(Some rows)
▼▼▼
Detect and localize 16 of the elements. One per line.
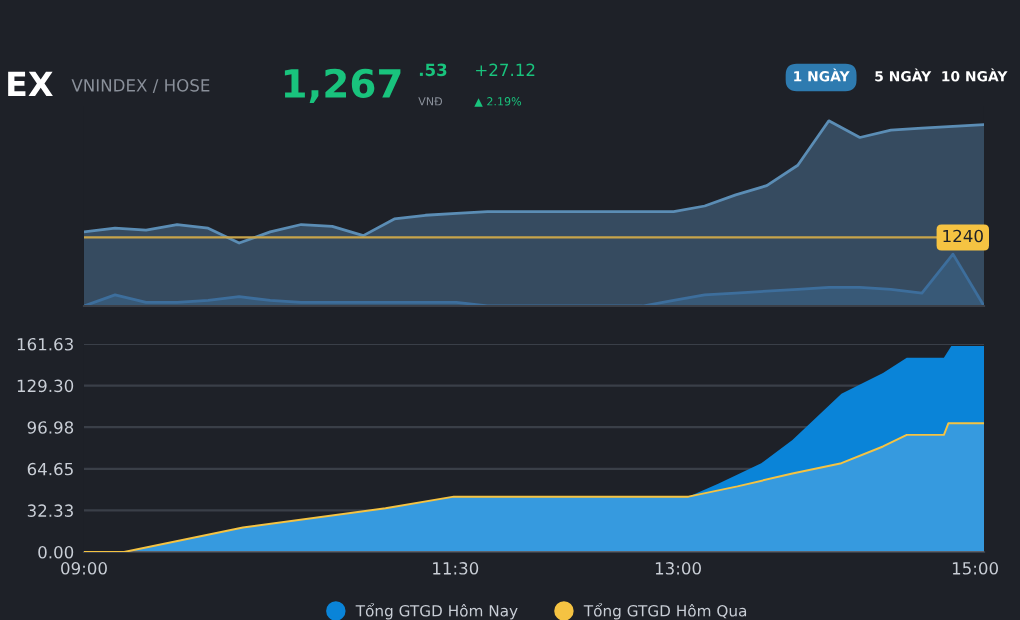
y-tick-label: 32.33 bbox=[27, 504, 73, 517]
annotation: 1240 bbox=[943, 229, 983, 243]
y-tick-label: 161.63 bbox=[17, 337, 73, 351]
y-tick-label: 64.65 bbox=[27, 462, 73, 476]
x-tick-label: 15:00 bbox=[952, 562, 998, 575]
y-tick-label: 0.00 bbox=[38, 545, 74, 559]
y-tick-label: 129.30 bbox=[17, 379, 74, 393]
x-tick-label: 13:00 bbox=[655, 562, 701, 575]
text: EX bbox=[8, 71, 53, 96]
text: 1,267 bbox=[284, 68, 401, 104]
x-tick-label: 11:30 bbox=[433, 562, 479, 575]
text: +27.12 bbox=[476, 63, 535, 76]
text: .53 bbox=[419, 63, 447, 77]
text: VNINDEX / HOSE bbox=[71, 79, 210, 93]
y-tick-label: 96.98 bbox=[27, 421, 74, 434]
x-tick-label: 09:00 bbox=[61, 562, 107, 575]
▲▲▲
What to work on ▸ Copy out every line of the rows above word for word, leaving out the pictures.

Right answer ▸
Detect and localize 16 of the elements. One per line.
y-tick-label: 32.33 bbox=[27, 504, 73, 517]
annotation: 1240 bbox=[943, 229, 983, 243]
y-tick-label: 161.63 bbox=[17, 337, 73, 351]
y-tick-label: 64.65 bbox=[27, 462, 73, 476]
x-tick-label: 15:00 bbox=[952, 562, 998, 575]
y-tick-label: 0.00 bbox=[38, 545, 74, 559]
y-tick-label: 129.30 bbox=[17, 379, 74, 393]
x-tick-label: 13:00 bbox=[655, 562, 701, 575]
text: EX bbox=[8, 71, 53, 96]
text: 1,267 bbox=[284, 68, 401, 104]
x-tick-label: 11:30 bbox=[433, 562, 479, 575]
text: +27.12 bbox=[476, 63, 535, 76]
text: .53 bbox=[419, 63, 447, 77]
text: VNINDEX / HOSE bbox=[71, 79, 210, 93]
y-tick-label: 96.98 bbox=[27, 421, 74, 434]
x-tick-label: 09:00 bbox=[61, 562, 107, 575]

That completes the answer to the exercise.